• YOUR OBJECTIVE
Every record below is to be retyped exactly.

>> BEGIN DATA FOR PROCESSING

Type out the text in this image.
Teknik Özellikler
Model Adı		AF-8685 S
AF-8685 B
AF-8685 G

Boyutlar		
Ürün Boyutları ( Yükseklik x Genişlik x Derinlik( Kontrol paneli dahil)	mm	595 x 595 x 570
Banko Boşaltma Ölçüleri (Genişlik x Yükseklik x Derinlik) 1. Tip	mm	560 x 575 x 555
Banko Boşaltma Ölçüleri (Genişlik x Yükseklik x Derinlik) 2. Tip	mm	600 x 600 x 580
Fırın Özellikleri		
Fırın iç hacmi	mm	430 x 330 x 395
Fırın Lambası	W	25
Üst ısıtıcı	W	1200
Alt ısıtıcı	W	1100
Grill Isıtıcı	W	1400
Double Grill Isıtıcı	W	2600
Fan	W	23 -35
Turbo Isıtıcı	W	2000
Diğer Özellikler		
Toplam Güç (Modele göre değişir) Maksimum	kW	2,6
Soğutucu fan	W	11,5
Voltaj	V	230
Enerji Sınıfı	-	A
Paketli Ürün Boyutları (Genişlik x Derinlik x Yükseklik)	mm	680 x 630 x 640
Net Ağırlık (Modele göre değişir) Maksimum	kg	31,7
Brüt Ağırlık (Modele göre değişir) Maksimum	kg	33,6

>> END DATA FOR PROCESSING

• FINISHED EXERCISE
Type out the text in this image.
Teknik Özellikler
Model Adı		AF-8685 S
AF-8685 B
AF-8685 G

Boyutlar		
Ürün Boyutları ( Yükseklik x Genişlik x Derinlik( Kontrol paneli dahil)	mm	595 x 595 x 570
Banko Boşaltma Ölçüleri (Genişlik x Yükseklik x Derinlik) 1. Tip	mm	560 x 575 x 555
Banko Boşaltma Ölçüleri (Genişlik x Yükseklik x Derinlik) 2. Tip	mm	600 x 600 x 580
Fırın Özellikleri		
Fırın iç hacmi	mm	430 x 330 x 395
Fırın Lambası	W	25
Üst ısıtıcı	W	1200
Alt ısıtıcı	W	1100
Grill Isıtıcı	W	1400
Double Grill Isıtıcı	W	2600
Fan	W	23 -35
Turbo Isıtıcı	W	2000
Diğer Özellikler		
Toplam Güç (Modele göre değişir) Maksimum	kW	2,6
Soğutucu fan	W	11,5
Voltaj	V	230
Enerji Sınıfı	-	A
Paketli Ürün Boyutları (Genişlik x Derinlik x Yükseklik)	mm	680 x 630 x 640
Net Ağırlık (Modele göre değişir) Maksimum	kg	31,7
Brüt Ağırlık (Modele göre değişir) Maksimum	kg	33,6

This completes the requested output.